• _Problem description_: Using the listing beneath this task, count the lines with the word "difference" and write only the result.

• _Figure dataset records_:
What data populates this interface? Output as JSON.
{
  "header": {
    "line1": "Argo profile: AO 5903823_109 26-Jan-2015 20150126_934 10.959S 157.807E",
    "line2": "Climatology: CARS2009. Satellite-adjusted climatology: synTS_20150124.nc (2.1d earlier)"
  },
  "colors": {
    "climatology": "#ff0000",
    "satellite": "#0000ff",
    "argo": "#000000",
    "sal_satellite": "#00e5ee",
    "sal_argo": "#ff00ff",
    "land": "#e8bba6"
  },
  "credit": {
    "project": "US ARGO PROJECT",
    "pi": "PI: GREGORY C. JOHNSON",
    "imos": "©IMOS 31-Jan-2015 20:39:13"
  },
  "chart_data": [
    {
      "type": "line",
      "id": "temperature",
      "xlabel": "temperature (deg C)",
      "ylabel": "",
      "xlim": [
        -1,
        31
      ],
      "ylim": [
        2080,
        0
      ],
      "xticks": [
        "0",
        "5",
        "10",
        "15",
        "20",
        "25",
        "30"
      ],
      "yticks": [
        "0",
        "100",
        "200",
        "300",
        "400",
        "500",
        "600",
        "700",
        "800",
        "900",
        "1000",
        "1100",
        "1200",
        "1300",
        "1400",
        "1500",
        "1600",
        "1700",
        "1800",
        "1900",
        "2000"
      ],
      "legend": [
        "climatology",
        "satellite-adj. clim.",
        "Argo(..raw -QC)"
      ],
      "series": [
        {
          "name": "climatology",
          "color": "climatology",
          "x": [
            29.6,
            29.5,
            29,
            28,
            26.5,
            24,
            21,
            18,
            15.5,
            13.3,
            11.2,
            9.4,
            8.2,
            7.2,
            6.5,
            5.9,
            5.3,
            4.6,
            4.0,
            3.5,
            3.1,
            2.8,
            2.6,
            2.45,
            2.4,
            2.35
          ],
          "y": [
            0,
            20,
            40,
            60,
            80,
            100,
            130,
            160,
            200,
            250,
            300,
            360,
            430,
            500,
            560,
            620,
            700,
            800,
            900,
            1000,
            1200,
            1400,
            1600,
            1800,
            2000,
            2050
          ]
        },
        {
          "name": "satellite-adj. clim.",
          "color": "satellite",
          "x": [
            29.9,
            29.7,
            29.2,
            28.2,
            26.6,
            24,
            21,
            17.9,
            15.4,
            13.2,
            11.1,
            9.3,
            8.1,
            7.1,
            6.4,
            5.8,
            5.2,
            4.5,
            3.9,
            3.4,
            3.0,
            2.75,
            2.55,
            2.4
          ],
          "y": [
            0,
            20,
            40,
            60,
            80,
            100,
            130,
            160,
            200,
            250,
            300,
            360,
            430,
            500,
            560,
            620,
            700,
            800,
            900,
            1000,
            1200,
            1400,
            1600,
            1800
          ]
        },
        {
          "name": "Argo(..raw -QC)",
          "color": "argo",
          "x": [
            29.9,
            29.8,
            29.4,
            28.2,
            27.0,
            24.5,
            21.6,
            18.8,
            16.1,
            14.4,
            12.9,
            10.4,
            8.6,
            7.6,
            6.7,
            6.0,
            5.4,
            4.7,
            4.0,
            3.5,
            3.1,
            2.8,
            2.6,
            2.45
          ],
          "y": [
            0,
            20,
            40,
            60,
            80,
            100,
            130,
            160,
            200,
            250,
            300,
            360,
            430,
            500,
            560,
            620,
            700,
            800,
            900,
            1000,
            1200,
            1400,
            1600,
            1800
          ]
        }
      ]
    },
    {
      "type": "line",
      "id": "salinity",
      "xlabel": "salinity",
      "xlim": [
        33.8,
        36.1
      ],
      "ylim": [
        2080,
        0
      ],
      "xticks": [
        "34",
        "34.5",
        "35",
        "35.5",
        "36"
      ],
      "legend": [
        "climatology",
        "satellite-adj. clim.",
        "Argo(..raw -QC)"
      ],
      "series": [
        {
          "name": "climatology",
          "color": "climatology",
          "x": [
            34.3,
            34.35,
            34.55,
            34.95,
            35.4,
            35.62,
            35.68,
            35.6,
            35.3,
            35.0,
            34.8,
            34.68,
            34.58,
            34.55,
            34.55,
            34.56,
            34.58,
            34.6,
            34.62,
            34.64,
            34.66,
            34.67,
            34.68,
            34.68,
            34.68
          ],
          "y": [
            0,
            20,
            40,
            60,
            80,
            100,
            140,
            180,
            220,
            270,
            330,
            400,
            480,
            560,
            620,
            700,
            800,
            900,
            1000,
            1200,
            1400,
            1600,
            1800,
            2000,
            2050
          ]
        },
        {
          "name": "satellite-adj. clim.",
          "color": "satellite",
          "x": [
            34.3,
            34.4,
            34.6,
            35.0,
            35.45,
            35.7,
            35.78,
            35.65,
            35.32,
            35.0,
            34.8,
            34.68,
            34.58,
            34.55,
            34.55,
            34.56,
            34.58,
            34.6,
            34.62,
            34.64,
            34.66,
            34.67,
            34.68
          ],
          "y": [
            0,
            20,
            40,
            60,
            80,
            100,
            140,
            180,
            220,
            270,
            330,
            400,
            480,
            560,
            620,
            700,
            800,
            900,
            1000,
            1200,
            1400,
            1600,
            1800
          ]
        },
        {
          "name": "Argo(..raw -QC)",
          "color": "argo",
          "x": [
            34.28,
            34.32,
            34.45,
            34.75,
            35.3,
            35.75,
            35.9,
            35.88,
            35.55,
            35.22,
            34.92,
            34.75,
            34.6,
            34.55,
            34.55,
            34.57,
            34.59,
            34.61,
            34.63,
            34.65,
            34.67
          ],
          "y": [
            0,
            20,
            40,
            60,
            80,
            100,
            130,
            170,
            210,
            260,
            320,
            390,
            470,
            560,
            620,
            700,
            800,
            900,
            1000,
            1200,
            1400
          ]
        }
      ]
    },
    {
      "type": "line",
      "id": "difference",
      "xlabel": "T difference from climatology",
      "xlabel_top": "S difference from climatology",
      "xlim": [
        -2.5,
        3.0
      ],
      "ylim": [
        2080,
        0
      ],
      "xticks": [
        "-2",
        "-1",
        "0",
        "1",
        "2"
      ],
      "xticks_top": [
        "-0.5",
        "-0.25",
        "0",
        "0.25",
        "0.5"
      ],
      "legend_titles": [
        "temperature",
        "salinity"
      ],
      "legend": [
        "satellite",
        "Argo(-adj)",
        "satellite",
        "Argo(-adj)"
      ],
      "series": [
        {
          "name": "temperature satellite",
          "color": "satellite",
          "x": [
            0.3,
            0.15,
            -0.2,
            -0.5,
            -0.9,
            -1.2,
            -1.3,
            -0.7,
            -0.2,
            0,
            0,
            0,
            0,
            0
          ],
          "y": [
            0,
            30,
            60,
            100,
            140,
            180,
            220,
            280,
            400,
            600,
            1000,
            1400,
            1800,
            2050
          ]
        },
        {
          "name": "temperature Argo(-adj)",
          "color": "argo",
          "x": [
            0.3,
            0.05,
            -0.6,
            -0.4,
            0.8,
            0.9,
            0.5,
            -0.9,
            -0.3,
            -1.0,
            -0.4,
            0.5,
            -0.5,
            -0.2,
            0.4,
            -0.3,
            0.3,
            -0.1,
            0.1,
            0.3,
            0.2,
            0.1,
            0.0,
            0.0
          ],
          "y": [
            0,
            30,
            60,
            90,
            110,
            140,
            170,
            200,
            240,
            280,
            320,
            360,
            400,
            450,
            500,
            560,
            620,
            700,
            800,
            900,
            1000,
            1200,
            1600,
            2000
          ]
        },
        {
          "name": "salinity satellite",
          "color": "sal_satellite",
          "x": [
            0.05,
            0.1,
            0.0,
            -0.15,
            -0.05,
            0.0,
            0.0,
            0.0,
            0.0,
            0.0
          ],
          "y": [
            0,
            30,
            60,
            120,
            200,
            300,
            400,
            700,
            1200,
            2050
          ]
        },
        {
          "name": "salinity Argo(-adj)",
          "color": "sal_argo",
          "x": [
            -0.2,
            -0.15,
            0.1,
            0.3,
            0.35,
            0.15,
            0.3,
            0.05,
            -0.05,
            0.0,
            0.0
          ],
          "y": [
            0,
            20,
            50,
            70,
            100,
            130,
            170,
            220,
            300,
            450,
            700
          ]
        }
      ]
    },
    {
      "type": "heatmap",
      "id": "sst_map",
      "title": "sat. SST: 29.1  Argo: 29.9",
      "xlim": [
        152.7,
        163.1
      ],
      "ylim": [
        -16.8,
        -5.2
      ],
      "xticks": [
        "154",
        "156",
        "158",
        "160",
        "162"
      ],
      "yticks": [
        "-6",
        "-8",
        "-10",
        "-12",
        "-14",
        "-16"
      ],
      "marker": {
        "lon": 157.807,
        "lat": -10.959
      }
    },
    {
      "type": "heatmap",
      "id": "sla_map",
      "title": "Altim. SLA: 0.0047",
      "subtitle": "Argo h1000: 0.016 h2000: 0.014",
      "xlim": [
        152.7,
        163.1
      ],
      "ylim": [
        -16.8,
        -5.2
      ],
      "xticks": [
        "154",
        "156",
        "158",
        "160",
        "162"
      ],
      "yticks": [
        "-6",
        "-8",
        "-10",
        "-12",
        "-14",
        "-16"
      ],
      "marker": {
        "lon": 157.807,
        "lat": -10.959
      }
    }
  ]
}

• _Answer for the task_: 3